Цель задания: Отредактируйте, пожалуйста, все строки от строки с "x-tick-label: 1.0 xyxy=(172,598,196,618)" до самой последней включительно: приведите их снова, заменив "Logarithmic Intensity" на "Log Intensity" и ничего больше не меняя.
::: Данные для задания :::
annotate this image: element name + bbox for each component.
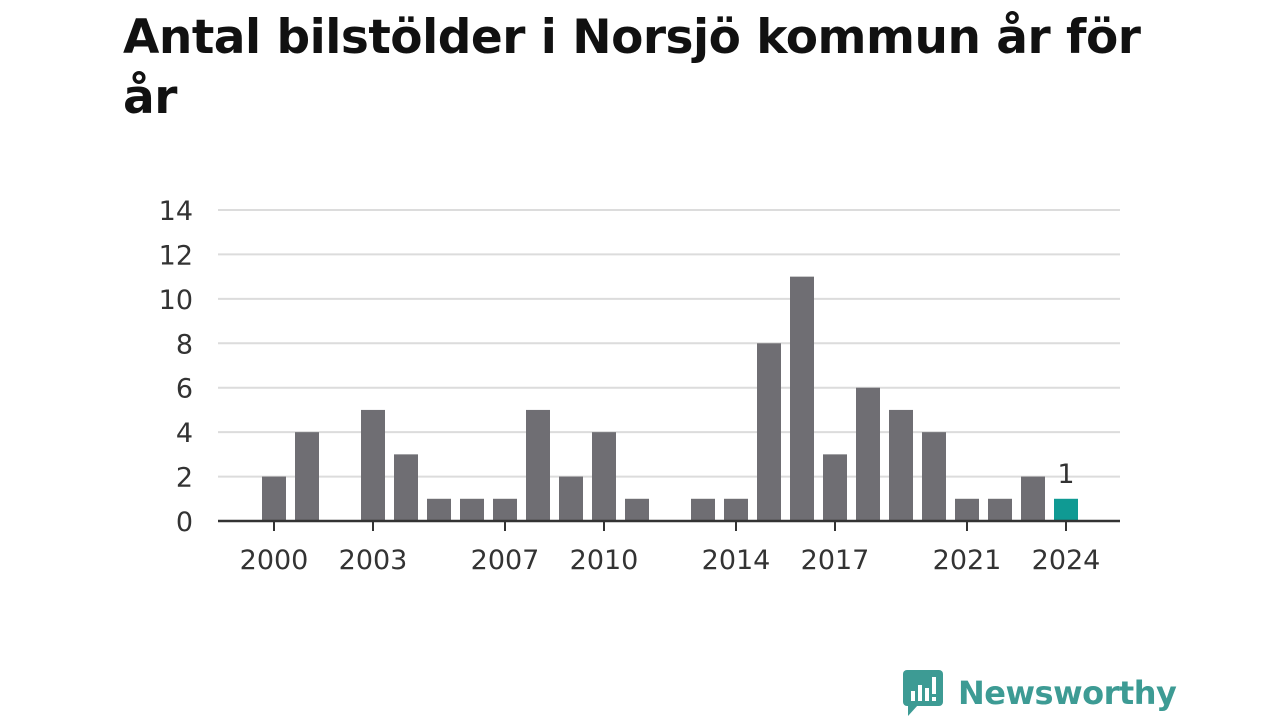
- x-tick-label: 2017: [801, 545, 870, 576]
- y-tick-label: 10: [159, 285, 193, 316]
- x-tick-label: 2014: [702, 545, 771, 576]
- bar: [295, 432, 319, 521]
- bar-highlight: [1054, 498, 1078, 521]
- bar: [592, 432, 616, 521]
- bar: [493, 498, 517, 521]
- y-tick-label: 6: [176, 374, 193, 405]
- x-tick-label: 2003: [339, 545, 408, 576]
- data-label: 1: [1057, 459, 1074, 490]
- x-tick-label: 2007: [471, 545, 540, 576]
- x-tick-label: 2010: [570, 545, 639, 576]
- y-tick-label: 14: [159, 196, 193, 227]
- bar: [526, 409, 550, 521]
- x-tick-label: 2021: [933, 545, 1002, 576]
- bar: [724, 498, 748, 521]
- y-tick-label: 2: [176, 463, 193, 494]
- x-tick-label: 2024: [1032, 545, 1101, 576]
- y-tick-label: 12: [159, 240, 193, 271]
- bar: [361, 409, 385, 521]
- bar: [427, 498, 451, 521]
- newsworthy-logo-icon: [903, 670, 943, 716]
- bar: [625, 498, 649, 521]
- bar: [955, 498, 979, 521]
- bar: [394, 454, 418, 521]
- y-tick-label: 0: [176, 507, 193, 538]
- chart-title: Antal bilstölder i Norsjö kommun år för …: [123, 10, 1141, 125]
- bar: [889, 409, 913, 521]
- bar: [262, 476, 286, 521]
- bar: [1021, 476, 1045, 521]
- bar: [691, 498, 715, 521]
- bar: [790, 276, 814, 521]
- y-tick-label: 8: [176, 329, 193, 360]
- brand-logo: Newsworthy: [902, 668, 1177, 718]
- bar: [460, 498, 484, 521]
- y-tick-label: 4: [176, 418, 193, 449]
- bar: [988, 498, 1012, 521]
- brand-name: Newsworthy: [958, 674, 1177, 712]
- x-tick-label: 2000: [240, 545, 309, 576]
- bar: [823, 454, 847, 521]
- bar: [922, 432, 946, 521]
- bar: [559, 476, 583, 521]
- bar: [856, 387, 880, 521]
- bar: [757, 343, 781, 521]
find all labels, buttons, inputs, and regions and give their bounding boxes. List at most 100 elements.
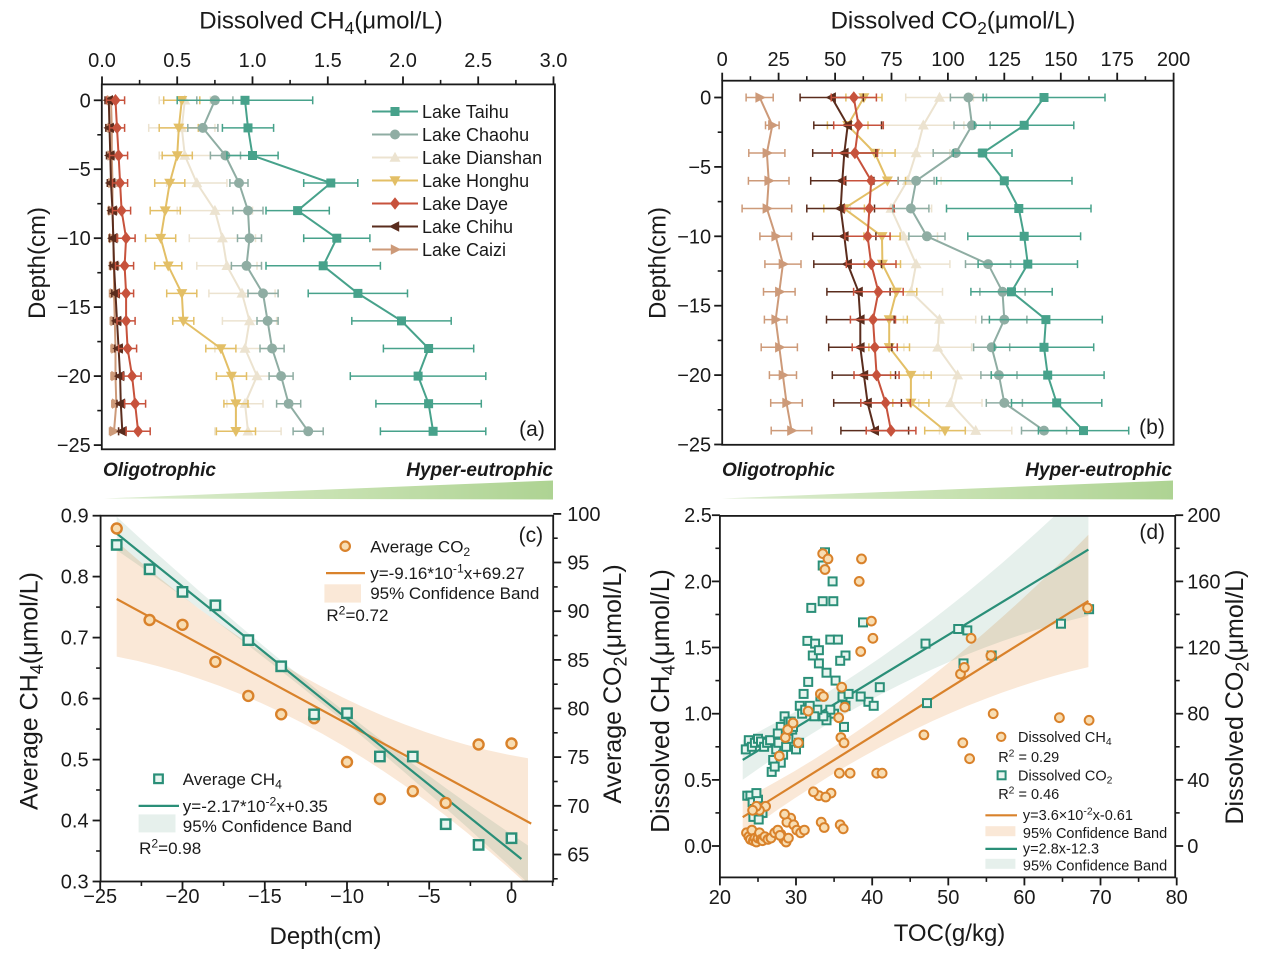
svg-text:0: 0 (700, 88, 711, 110)
svg-text:Hyper-eutrophic: Hyper-eutrophic (406, 460, 553, 481)
svg-text:175: 175 (1101, 49, 1134, 71)
svg-text:Dissolved CH4: Dissolved CH4 (1018, 730, 1112, 748)
svg-text:−5: −5 (688, 157, 711, 179)
svg-text:60: 60 (1013, 887, 1035, 909)
svg-text:30: 30 (785, 887, 807, 909)
svg-text:Lake Honghu: Lake Honghu (422, 171, 529, 191)
svg-text:Dissolved CH4(μmol/L): Dissolved CH4(μmol/L) (199, 8, 443, 38)
svg-text:95% Confidence Band: 95% Confidence Band (370, 584, 539, 603)
svg-text:Oligotrophic: Oligotrophic (103, 460, 216, 481)
svg-text:−25: −25 (83, 886, 117, 908)
svg-text:y=3.6×10-2x-0.61: y=3.6×10-2x-0.61 (1023, 807, 1133, 825)
svg-text:y=2.8x-12.3: y=2.8x-12.3 (1023, 842, 1099, 858)
svg-text:Dissolved CH4(μmol/L): Dissolved CH4(μmol/L) (645, 569, 679, 833)
svg-text:−15: −15 (57, 297, 91, 319)
svg-text:Depth(cm): Depth(cm) (269, 923, 381, 950)
svg-text:0.0: 0.0 (684, 836, 712, 858)
svg-text:−20: −20 (57, 366, 91, 388)
svg-text:95% Confidence Band: 95% Confidence Band (1023, 859, 1167, 875)
svg-text:90: 90 (567, 601, 589, 623)
svg-text:95% Confidence Band: 95% Confidence Band (1023, 826, 1167, 842)
svg-text:−20: −20 (677, 365, 711, 387)
svg-text:−10: −10 (57, 228, 91, 250)
svg-text:Lake Caizi: Lake Caizi (422, 240, 506, 260)
svg-text:−10: −10 (677, 226, 711, 248)
svg-text:1.5: 1.5 (314, 50, 342, 72)
svg-text:70: 70 (1089, 887, 1111, 909)
svg-text:1.0: 1.0 (684, 704, 712, 726)
svg-text:0.0: 0.0 (88, 50, 116, 72)
svg-text:Dissolved CO2(μmol/L): Dissolved CO2(μmol/L) (1221, 569, 1253, 824)
svg-text:Average CH4: Average CH4 (183, 770, 282, 792)
svg-text:−20: −20 (166, 886, 200, 908)
svg-text:Average CO2(μmol/L): Average CO2(μmol/L) (599, 564, 631, 803)
svg-text:100: 100 (931, 49, 964, 71)
svg-text:Average CH4(μmol/L): Average CH4(μmol/L) (16, 572, 48, 810)
svg-text:80: 80 (567, 699, 589, 721)
svg-text:120: 120 (1187, 638, 1220, 660)
svg-text:70: 70 (567, 796, 589, 818)
svg-text:1.5: 1.5 (684, 638, 712, 660)
svg-text:80: 80 (1187, 704, 1209, 726)
svg-text:20: 20 (709, 887, 731, 909)
svg-text:0: 0 (717, 49, 728, 71)
svg-text:0.7: 0.7 (61, 628, 89, 650)
svg-text:y=-9.16*10-1x+69.27: y=-9.16*10-1x+69.27 (370, 562, 525, 584)
svg-text:50: 50 (937, 887, 959, 909)
svg-text:40: 40 (861, 887, 883, 909)
svg-text:y=-2.17*10-2x+0.35: y=-2.17*10-2x+0.35 (183, 795, 328, 817)
svg-text:0.3: 0.3 (61, 872, 89, 894)
svg-text:Dissolved CO2: Dissolved CO2 (1018, 769, 1113, 787)
svg-text:Oligotrophic: Oligotrophic (722, 460, 835, 481)
svg-text:Hyper-eutrophic: Hyper-eutrophic (1025, 460, 1172, 481)
svg-text:Lake Chihu: Lake Chihu (422, 217, 513, 237)
svg-text:0: 0 (506, 886, 517, 908)
svg-text:Lake Taihu: Lake Taihu (422, 102, 509, 122)
svg-text:2.5: 2.5 (464, 50, 492, 72)
svg-text:Average CO2: Average CO2 (370, 538, 470, 560)
svg-text:R2 = 0.46: R2 = 0.46 (998, 786, 1059, 804)
svg-text:100: 100 (567, 504, 600, 526)
svg-text:125: 125 (988, 49, 1021, 71)
svg-text:0.5: 0.5 (163, 50, 191, 72)
svg-text:200: 200 (1157, 49, 1190, 71)
svg-text:−15: −15 (248, 886, 282, 908)
svg-text:150: 150 (1044, 49, 1077, 71)
svg-text:Depth(cm): Depth(cm) (24, 207, 51, 319)
svg-text:−25: −25 (57, 435, 91, 457)
svg-text:Depth(cm): Depth(cm) (645, 207, 672, 319)
svg-text:(a): (a) (519, 418, 545, 441)
svg-text:75: 75 (880, 49, 902, 71)
svg-text:Lake Daye: Lake Daye (422, 194, 508, 214)
svg-text:75: 75 (567, 747, 589, 769)
svg-text:40: 40 (1187, 770, 1209, 792)
svg-text:Lake Dianshan: Lake Dianshan (422, 148, 542, 168)
svg-text:0.9: 0.9 (61, 506, 89, 528)
svg-text:−25: −25 (677, 435, 711, 457)
svg-text:0: 0 (1187, 836, 1198, 858)
svg-text:−10: −10 (330, 886, 364, 908)
svg-text:95: 95 (567, 553, 589, 575)
svg-text:0.5: 0.5 (684, 770, 712, 792)
svg-text:0.6: 0.6 (61, 689, 89, 711)
svg-text:2.0: 2.0 (684, 571, 712, 593)
svg-text:160: 160 (1187, 571, 1220, 593)
svg-text:(d): (d) (1139, 521, 1165, 544)
svg-text:−15: −15 (677, 296, 711, 318)
svg-text:25: 25 (767, 49, 789, 71)
svg-text:−5: −5 (68, 159, 91, 181)
svg-text:65: 65 (567, 845, 589, 867)
svg-text:(b): (b) (1139, 416, 1165, 439)
svg-text:Dissolved CO2(μmol/L): Dissolved CO2(μmol/L) (831, 8, 1076, 38)
svg-text:−5: −5 (418, 886, 441, 908)
svg-text:50: 50 (824, 49, 846, 71)
svg-text:TOC(g/kg): TOC(g/kg) (894, 920, 1006, 947)
svg-text:2.0: 2.0 (389, 50, 417, 72)
svg-text:0.8: 0.8 (61, 567, 89, 589)
svg-text:3.0: 3.0 (540, 50, 568, 72)
svg-text:1.0: 1.0 (239, 50, 267, 72)
svg-text:R2=0.72: R2=0.72 (326, 604, 388, 626)
svg-text:0.4: 0.4 (61, 811, 89, 833)
svg-text:R2 = 0.29: R2 = 0.29 (998, 749, 1059, 767)
svg-text:R2=0.98: R2=0.98 (139, 837, 201, 859)
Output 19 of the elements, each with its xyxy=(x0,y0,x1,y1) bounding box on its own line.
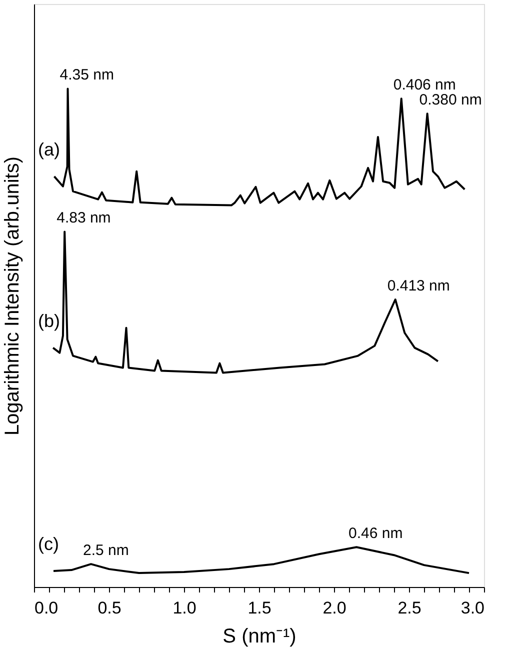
x-tick-label: 1.0 xyxy=(172,598,196,618)
x-tick-label: 2.5 xyxy=(398,598,422,618)
x-tick-label: 0.0 xyxy=(34,598,58,618)
annotation: 0.406 nm xyxy=(393,76,456,94)
annotation: 4.35 nm xyxy=(60,66,114,84)
y-axis-title: Logarithmic Intensity (arb.units) xyxy=(2,156,24,436)
annotation: 0.380 nm xyxy=(419,92,482,109)
series-label: (a) xyxy=(38,139,60,160)
annotation: 2.5 nm xyxy=(83,542,129,560)
series-label: (b) xyxy=(38,310,60,331)
x-tick-label: 3.0 xyxy=(460,598,484,618)
annotation: 0.413 nm xyxy=(387,277,450,294)
x-tick-label: 2.0 xyxy=(322,598,346,618)
annotation: 0.46 nm xyxy=(348,525,403,542)
x-tick-label: 0.5 xyxy=(98,598,122,618)
x-axis-title: S (nm⁻¹) xyxy=(222,626,296,648)
series-label: (c) xyxy=(38,534,59,554)
annotation: 4.83 nm xyxy=(56,210,111,227)
x-tick-label: 1.5 xyxy=(248,598,272,618)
:::
Результат задания:
x-tick-label: 1.0 xyxy=(172,598,196,618)
x-tick-label: 2.5 xyxy=(398,598,422,618)
x-tick-label: 0.0 xyxy=(34,598,58,618)
annotation: 0.406 nm xyxy=(393,76,456,94)
annotation: 4.35 nm xyxy=(60,66,114,84)
y-axis-title: Log Intensity (arb.units) xyxy=(2,156,24,436)
annotation: 0.380 nm xyxy=(419,92,482,109)
series-label: (a) xyxy=(38,139,60,160)
annotation: 2.5 nm xyxy=(83,542,129,560)
series-label: (b) xyxy=(38,310,60,331)
x-tick-label: 3.0 xyxy=(460,598,484,618)
annotation: 0.413 nm xyxy=(387,277,450,294)
x-tick-label: 2.0 xyxy=(322,598,346,618)
annotation: 0.46 nm xyxy=(348,525,403,542)
x-tick-label: 0.5 xyxy=(98,598,122,618)
x-axis-title: S (nm⁻¹) xyxy=(222,626,296,648)
series-label: (c) xyxy=(38,534,59,554)
annotation: 4.83 nm xyxy=(56,210,111,227)
x-tick-label: 1.5 xyxy=(248,598,272,618)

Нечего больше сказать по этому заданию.